◆ Brief
Among the entries, which lines carry the string "JSON"? Copy each of them.

++++ Material for this task

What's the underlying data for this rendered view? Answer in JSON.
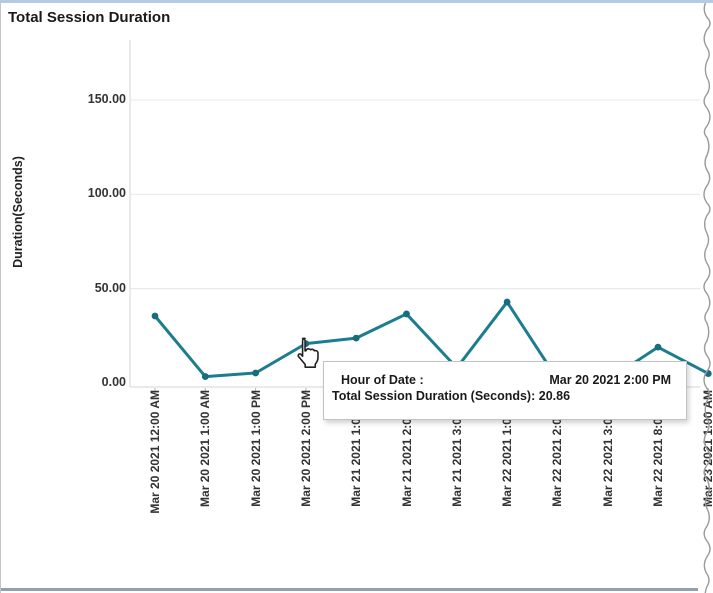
{
  "window": {
    "title": "Total Session Duration"
  },
  "chart_data": {
    "type": "line",
    "title": "Total Session Duration",
    "xlabel": "",
    "ylabel": "Duration(Seconds)",
    "categories": [
      "Mar 20 2021 12:00 AM",
      "Mar 20 2021 1:00 AM",
      "Mar 20 2021 1:00 PM",
      "Mar 20 2021 2:00 PM",
      "Mar 21 2021 1:00 PM",
      "Mar 21 2021 2:00 PM",
      "Mar 21 2021 3:00 PM",
      "Mar 22 2021 1:00 PM",
      "Mar 22 2021 2:00 PM",
      "Mar 22 2021 3:00 PM",
      "Mar 22 2021 8:00 PM",
      "Mar 23 2021 1:00 AM"
    ],
    "values": [
      35.5,
      3.4,
      5.3,
      20.86,
      23.8,
      36.6,
      8.0,
      42.9,
      2.0,
      1.5,
      19.0,
      5.0
    ],
    "y_tick_labels": [
      "0.00",
      "50.00",
      "100.00",
      "150.00"
    ],
    "y_tick_values": [
      0,
      50,
      100,
      150
    ],
    "ylim": [
      0,
      175
    ],
    "grid": "horizontal",
    "legend": "none"
  },
  "tooltip": {
    "row1_label": "Hour of Date :",
    "row1_value": "Mar 20 2021 2:00 PM",
    "row2_label": "Total Session Duration (Seconds):",
    "row2_value": "20.86"
  },
  "colors": {
    "line": "#1b7d8f",
    "marker": "#176c7d",
    "gridline": "#e9e9e9",
    "axis_line": "#d4d4d4",
    "tick_mark": "#b5b5b5",
    "border_top": "#b3cce4",
    "border_bottom": "#93a0ad",
    "border_left": "#c5c5c5",
    "torn_edge": "#9a9a9a",
    "text": "#333333"
  }
}
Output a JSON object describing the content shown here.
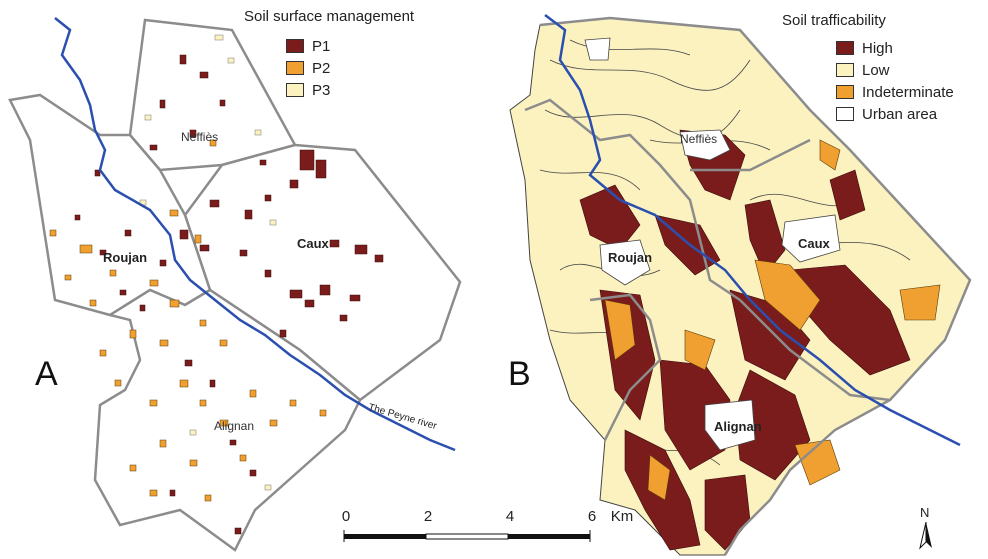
{
  "panel_a": {
    "letter": "A",
    "legend_title": "Soil surface management",
    "legend": [
      {
        "label": "P1",
        "color": "#7b1c1c"
      },
      {
        "label": "P2",
        "color": "#f0a030"
      },
      {
        "label": "P3",
        "color": "#fbf2c0"
      }
    ],
    "towns": [
      "Neffiès",
      "Caux",
      "Roujan",
      "Alignan"
    ],
    "river_label": "The Peyne river"
  },
  "panel_b": {
    "letter": "B",
    "legend_title": "Soil trafficability",
    "legend": [
      {
        "label": "High",
        "color": "#7b1c1c"
      },
      {
        "label": "Low",
        "color": "#fbf2c0"
      },
      {
        "label": "Indeterminate",
        "color": "#f0a030"
      },
      {
        "label": "Urban area",
        "color": "#ffffff"
      }
    ],
    "towns": [
      "Neffiès",
      "Caux",
      "Roujan",
      "Alignan"
    ]
  },
  "scale_bar": {
    "ticks": [
      "0",
      "2",
      "4",
      "6"
    ],
    "unit": "Km"
  },
  "north_arrow": {
    "label": "N"
  },
  "colors": {
    "river": "#2b4fae",
    "boundary": "#8c8c8c",
    "p1": "#7b1c1c",
    "p2": "#f0a030",
    "p3": "#fbf2c0"
  }
}
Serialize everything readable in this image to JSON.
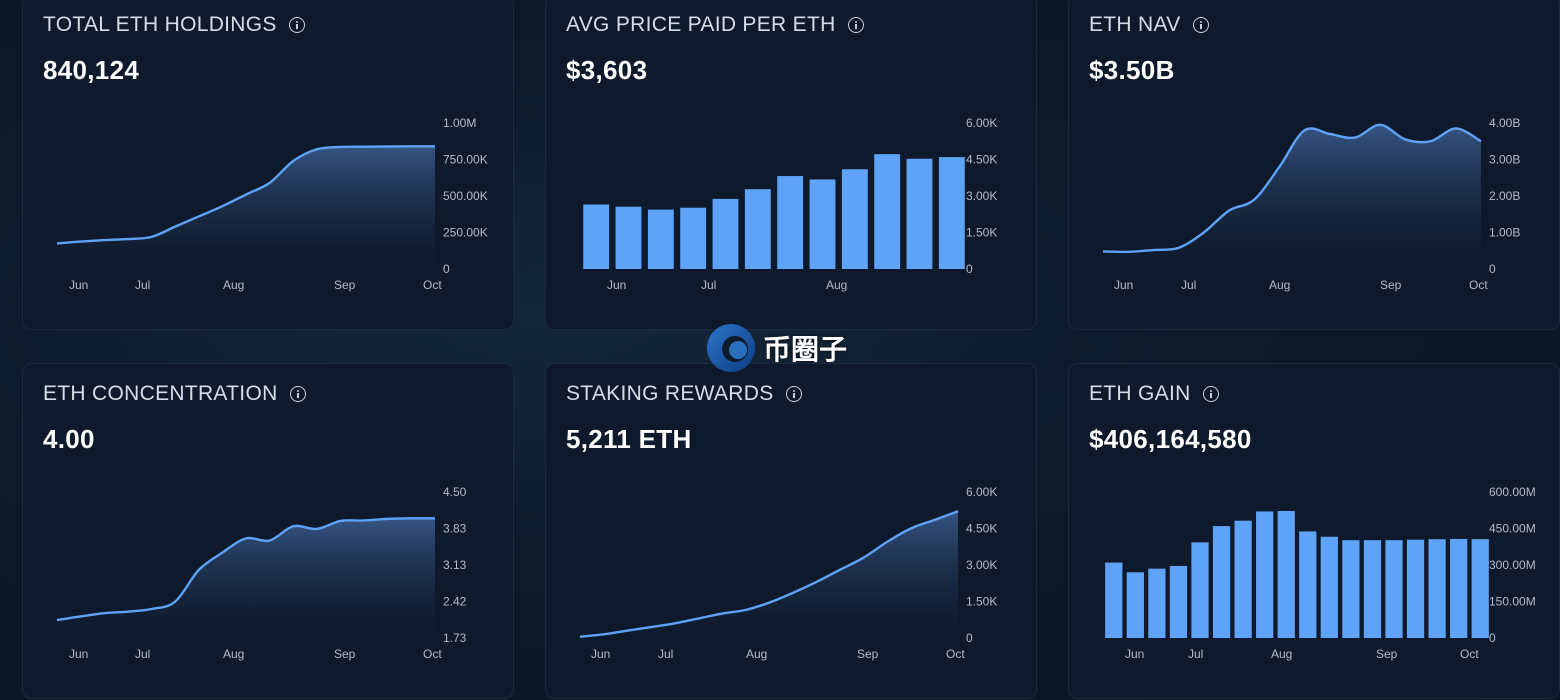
{
  "cards": [
    {
      "title": "TOTAL ETH HOLDINGS",
      "value": "840,124",
      "chart_type": "area",
      "y_ticks": [
        "0",
        "250.00K",
        "500.00K",
        "750.00K",
        "1.00M"
      ],
      "y_max": 1000000,
      "x_labels": [
        "Jun",
        "Jul",
        "Aug",
        "Sep",
        "Oct"
      ],
      "series": [
        175000,
        188000,
        198000,
        205000,
        220000,
        290000,
        360000,
        430000,
        510000,
        590000,
        740000,
        820000,
        836000,
        838000,
        839000,
        840000,
        840124
      ]
    },
    {
      "title": "AVG PRICE PAID PER ETH",
      "value": "$3,603",
      "chart_type": "bar",
      "y_ticks": [
        "0",
        "1.50K",
        "3.00K",
        "4.50K",
        "6.00K"
      ],
      "y_max": 6000,
      "x_labels": [
        "Jun",
        "Jul",
        "Aug"
      ],
      "series": [
        2650,
        2560,
        2440,
        2520,
        2880,
        3280,
        3820,
        3680,
        4100,
        4720,
        4530,
        4600
      ]
    },
    {
      "title": "ETH NAV",
      "value": "$3.50B",
      "chart_type": "area",
      "y_ticks": [
        "0",
        "1.00B",
        "2.00B",
        "3.00B",
        "4.00B"
      ],
      "y_max": 4000000000,
      "x_labels": [
        "Jun",
        "Jul",
        "Aug",
        "Sep",
        "Oct"
      ],
      "series": [
        480000000,
        470000000,
        520000000,
        580000000,
        1000000000,
        1600000000,
        1900000000,
        2800000000,
        3800000000,
        3700000000,
        3600000000,
        3950000000,
        3550000000,
        3500000000,
        3850000000,
        3500000000
      ]
    },
    {
      "title": "ETH CONCENTRATION",
      "value": "4.00",
      "chart_type": "area",
      "y_ticks": [
        "1.73",
        "2.42",
        "3.13",
        "3.83",
        "4.50"
      ],
      "y_min": 1.73,
      "y_max": 4.5,
      "x_labels": [
        "Jun",
        "Jul",
        "Aug",
        "Sep",
        "Oct"
      ],
      "series": [
        2.07,
        2.14,
        2.2,
        2.23,
        2.28,
        2.42,
        3.02,
        3.35,
        3.62,
        3.58,
        3.85,
        3.8,
        3.95,
        3.96,
        3.99,
        4.0,
        4.0
      ]
    },
    {
      "title": "STAKING REWARDS",
      "value": "5,211 ETH",
      "chart_type": "area",
      "y_ticks": [
        "0",
        "1.50K",
        "3.00K",
        "4.50K",
        "6.00K"
      ],
      "y_max": 6000,
      "x_labels": [
        "Jun",
        "Jul",
        "Aug",
        "Sep",
        "Oct"
      ],
      "series": [
        50,
        150,
        300,
        450,
        600,
        800,
        1000,
        1150,
        1450,
        1850,
        2300,
        2800,
        3300,
        3950,
        4500,
        4850,
        5211
      ]
    },
    {
      "title": "ETH GAIN",
      "value": "$406,164,580",
      "chart_type": "bar",
      "y_ticks": [
        "0",
        "150.00M",
        "300.00M",
        "450.00M",
        "600.00M"
      ],
      "y_max": 600000000,
      "x_labels": [
        "Jun",
        "Jul",
        "Aug",
        "Sep",
        "Oct"
      ],
      "series": [
        310000000,
        270000000,
        285000000,
        296000000,
        393000000,
        460000000,
        482000000,
        520000000,
        522000000,
        438000000,
        416000000,
        402000000,
        402000000,
        402000000,
        404000000,
        406000000,
        407000000,
        406164580
      ]
    }
  ],
  "chart_data": [
    {
      "type": "area",
      "title": "TOTAL ETH HOLDINGS",
      "categories": [
        "Jun",
        "Jul",
        "Aug",
        "Sep",
        "Oct"
      ],
      "ylim": [
        0,
        1000000
      ]
    },
    {
      "type": "bar",
      "title": "AVG PRICE PAID PER ETH",
      "categories": [
        "Jun",
        "Jul",
        "Aug"
      ],
      "ylim": [
        0,
        6000
      ]
    },
    {
      "type": "area",
      "title": "ETH NAV",
      "categories": [
        "Jun",
        "Jul",
        "Aug",
        "Sep",
        "Oct"
      ],
      "ylim": [
        0,
        4000000000
      ]
    },
    {
      "type": "area",
      "title": "ETH CONCENTRATION",
      "categories": [
        "Jun",
        "Jul",
        "Aug",
        "Sep",
        "Oct"
      ],
      "ylim": [
        1.73,
        4.5
      ]
    },
    {
      "type": "area",
      "title": "STAKING REWARDS",
      "categories": [
        "Jun",
        "Jul",
        "Aug",
        "Sep",
        "Oct"
      ],
      "ylim": [
        0,
        6000
      ]
    },
    {
      "type": "bar",
      "title": "ETH GAIN",
      "categories": [
        "Jun",
        "Jul",
        "Aug",
        "Sep",
        "Oct"
      ],
      "ylim": [
        0,
        600000000
      ]
    }
  ],
  "watermark": {
    "text": "币圈子"
  },
  "colors": {
    "accent": "#5ea3f7",
    "card_bg": "#0e1a2c",
    "card_border": "#1c2a40"
  }
}
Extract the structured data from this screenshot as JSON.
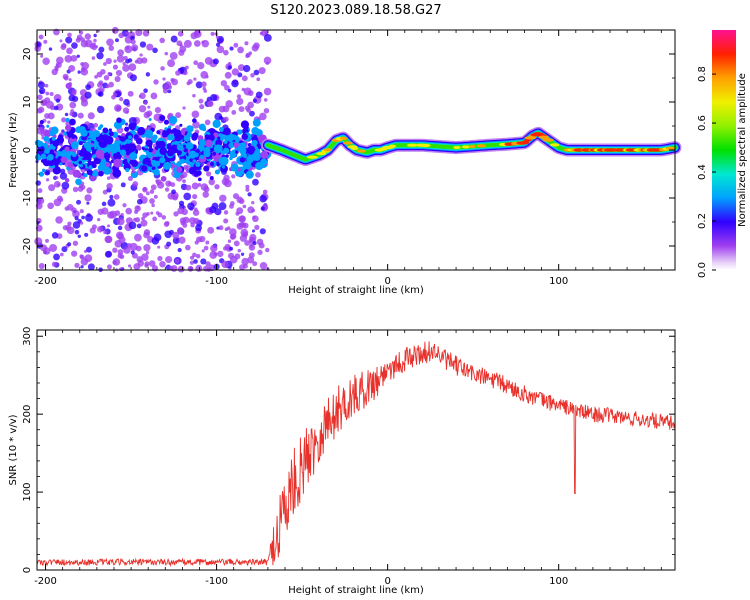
{
  "title": "S120.2023.089.18.58.G27",
  "colors": {
    "snr_line": "#e8312b",
    "background": "#ffffff"
  },
  "chart_data": [
    {
      "type": "heatmap",
      "xlabel": "Height of straight line (km)",
      "ylabel": "Frequency (Hz)",
      "xlim": [
        -205,
        168
      ],
      "ylim": [
        -25,
        25
      ],
      "xticks": [
        -200,
        -100,
        0,
        100
      ],
      "yticks": [
        -20,
        -10,
        0,
        10,
        20
      ],
      "colorbar": {
        "label": "Normalized spectral amplitude",
        "range": [
          0.0,
          0.98
        ],
        "ticks": [
          "0.0",
          "0.2",
          "0.4",
          "0.6",
          "0.8"
        ],
        "colormap": "rainbow"
      },
      "ridge": {
        "x": [
          -70,
          -62,
          -55,
          -48,
          -44,
          -40,
          -35,
          -30,
          -26,
          -22,
          -18,
          -12,
          -8,
          -4,
          0,
          5,
          20,
          40,
          60,
          70,
          80,
          85,
          88,
          92,
          96,
          100,
          105,
          110,
          120,
          140,
          160,
          168
        ],
        "y": [
          1,
          0,
          -1,
          -2,
          -1.5,
          -1,
          0,
          2,
          2.5,
          1,
          0,
          -0.5,
          0,
          0,
          0.5,
          1,
          1,
          0.5,
          1,
          1.2,
          1.5,
          3,
          3.5,
          2.5,
          1.5,
          0.5,
          0,
          0,
          0,
          0,
          0,
          0.5
        ]
      },
      "noise_region": {
        "x_start": -205,
        "x_end": -70,
        "y_core": [
          -4,
          4
        ],
        "y_scatter": [
          -25,
          25
        ]
      }
    },
    {
      "type": "line",
      "xlabel": "Height of straight line (km)",
      "ylabel": "SNR (10 * v/v)",
      "xlim": [
        -205,
        168
      ],
      "ylim": [
        0,
        308
      ],
      "xticks": [
        -200,
        -100,
        0,
        100
      ],
      "yticks": [
        0,
        100,
        200,
        300
      ],
      "series": [
        {
          "envelope_x": [
            -205,
            -70,
            -63,
            -55,
            -45,
            -35,
            -25,
            -15,
            -5,
            0,
            10,
            20,
            28,
            30,
            40,
            50,
            60,
            70,
            80,
            90,
            100,
            110,
            120,
            130,
            140,
            150,
            160,
            168
          ],
          "envelope_y": [
            10,
            10,
            60,
            110,
            155,
            190,
            215,
            230,
            245,
            258,
            270,
            278,
            282,
            275,
            262,
            252,
            245,
            236,
            226,
            218,
            212,
            205,
            200,
            198,
            195,
            193,
            190,
            188
          ],
          "noise_amplitude": [
            4,
            4,
            55,
            45,
            40,
            35,
            30,
            25,
            22,
            18,
            16,
            14,
            14,
            13,
            13,
            12,
            12,
            12,
            11,
            11,
            10,
            10,
            10,
            10,
            10,
            10,
            10,
            10
          ],
          "dip": {
            "x": 109.5,
            "y": 98
          }
        }
      ]
    }
  ]
}
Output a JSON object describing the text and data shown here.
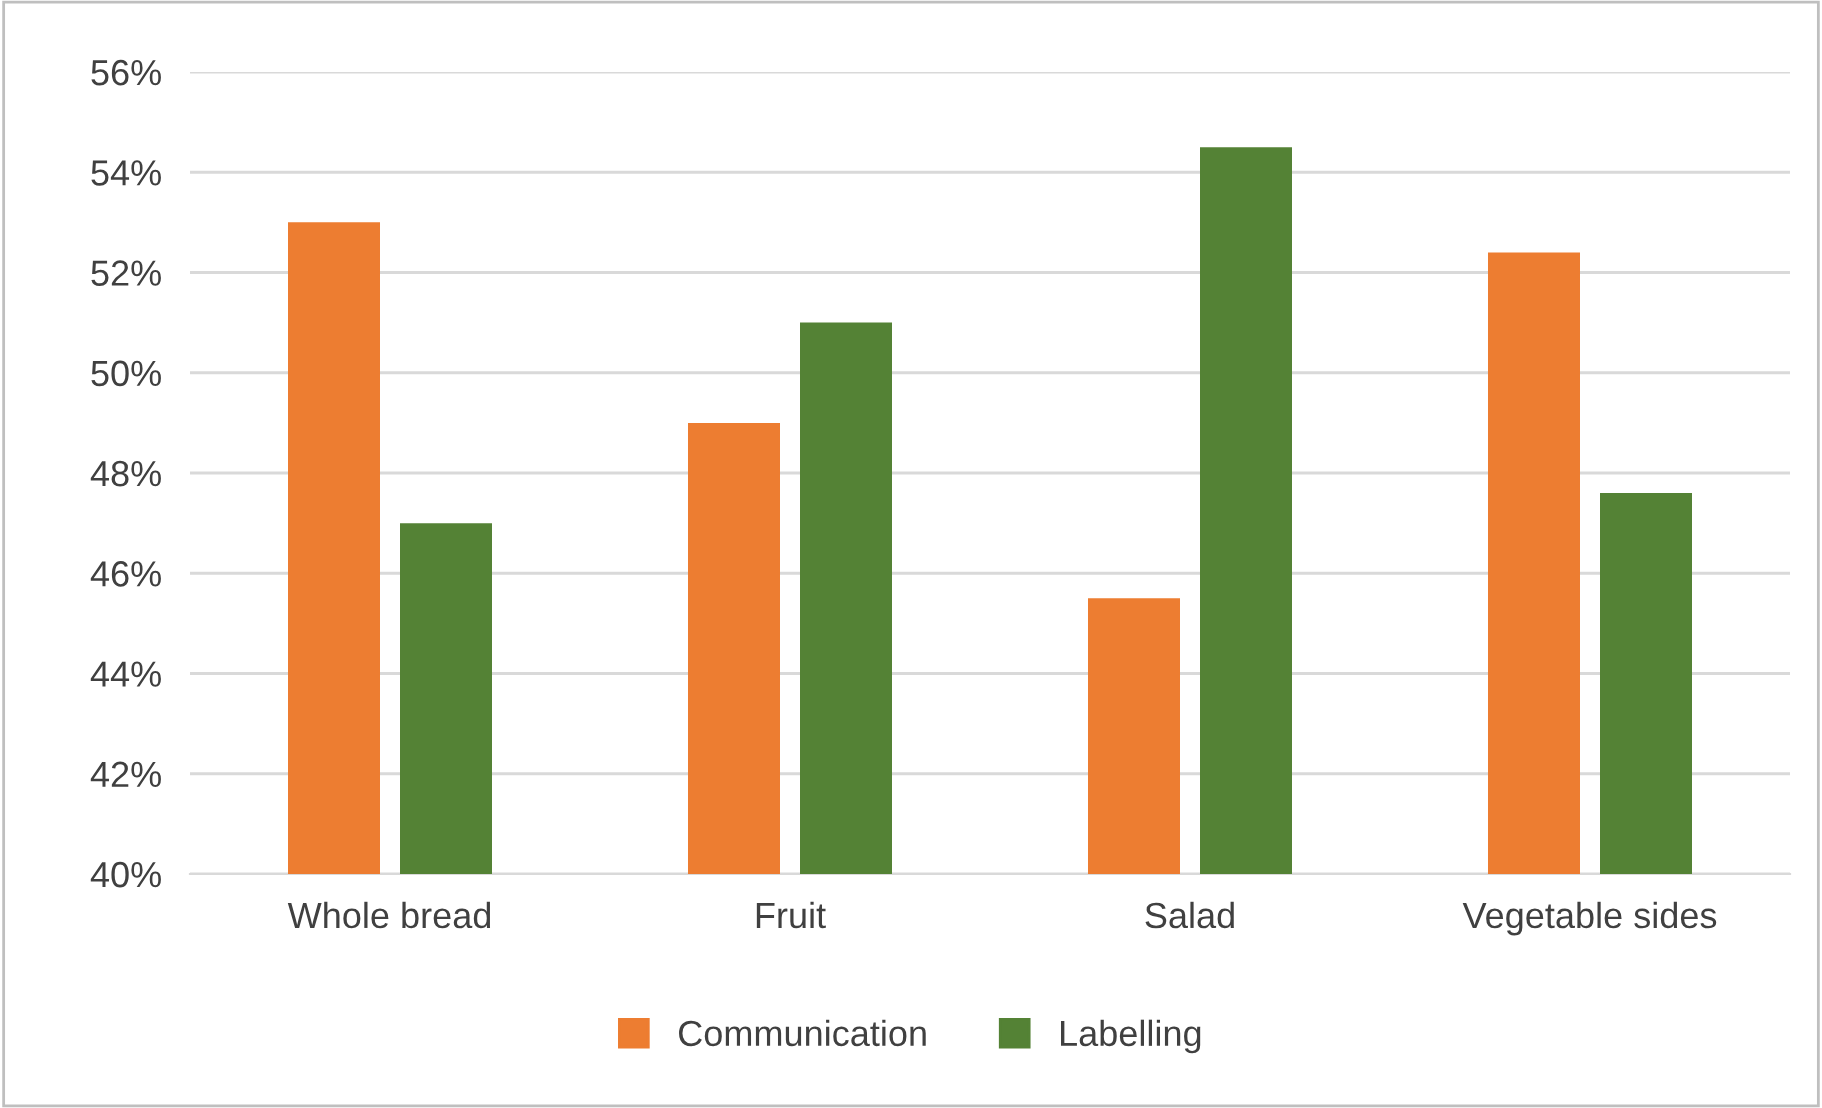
{
  "chart_data": {
    "type": "bar",
    "categories": [
      "Whole bread",
      "Fruit",
      "Salad",
      "Vegetable sides"
    ],
    "series": [
      {
        "name": "Communication",
        "color": "#ed7d31",
        "values": [
          53.0,
          49.0,
          45.5,
          52.4
        ]
      },
      {
        "name": "Labelling",
        "color": "#548235",
        "values": [
          47.0,
          51.0,
          54.5,
          47.6
        ]
      }
    ],
    "ylim": [
      40,
      56
    ],
    "yticks": [
      {
        "value": 40,
        "label": "40%"
      },
      {
        "value": 42,
        "label": "42%"
      },
      {
        "value": 44,
        "label": "44%"
      },
      {
        "value": 46,
        "label": "46%"
      },
      {
        "value": 48,
        "label": "48%"
      },
      {
        "value": 50,
        "label": "50%"
      },
      {
        "value": 52,
        "label": "52%"
      },
      {
        "value": 54,
        "label": "54%"
      },
      {
        "value": 56,
        "label": "56%"
      }
    ],
    "grid": "y",
    "legend": "bottom"
  }
}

++++++++

◆ Solved exercise
What's the underlying data for this rendered view? Answer in JSON.
Output a JSON object describing the content shown here.
Serialize everything readable in this image to JSON.
Extract the structured data from this screenshot as JSON.
Output a JSON object describing the text and data shown here.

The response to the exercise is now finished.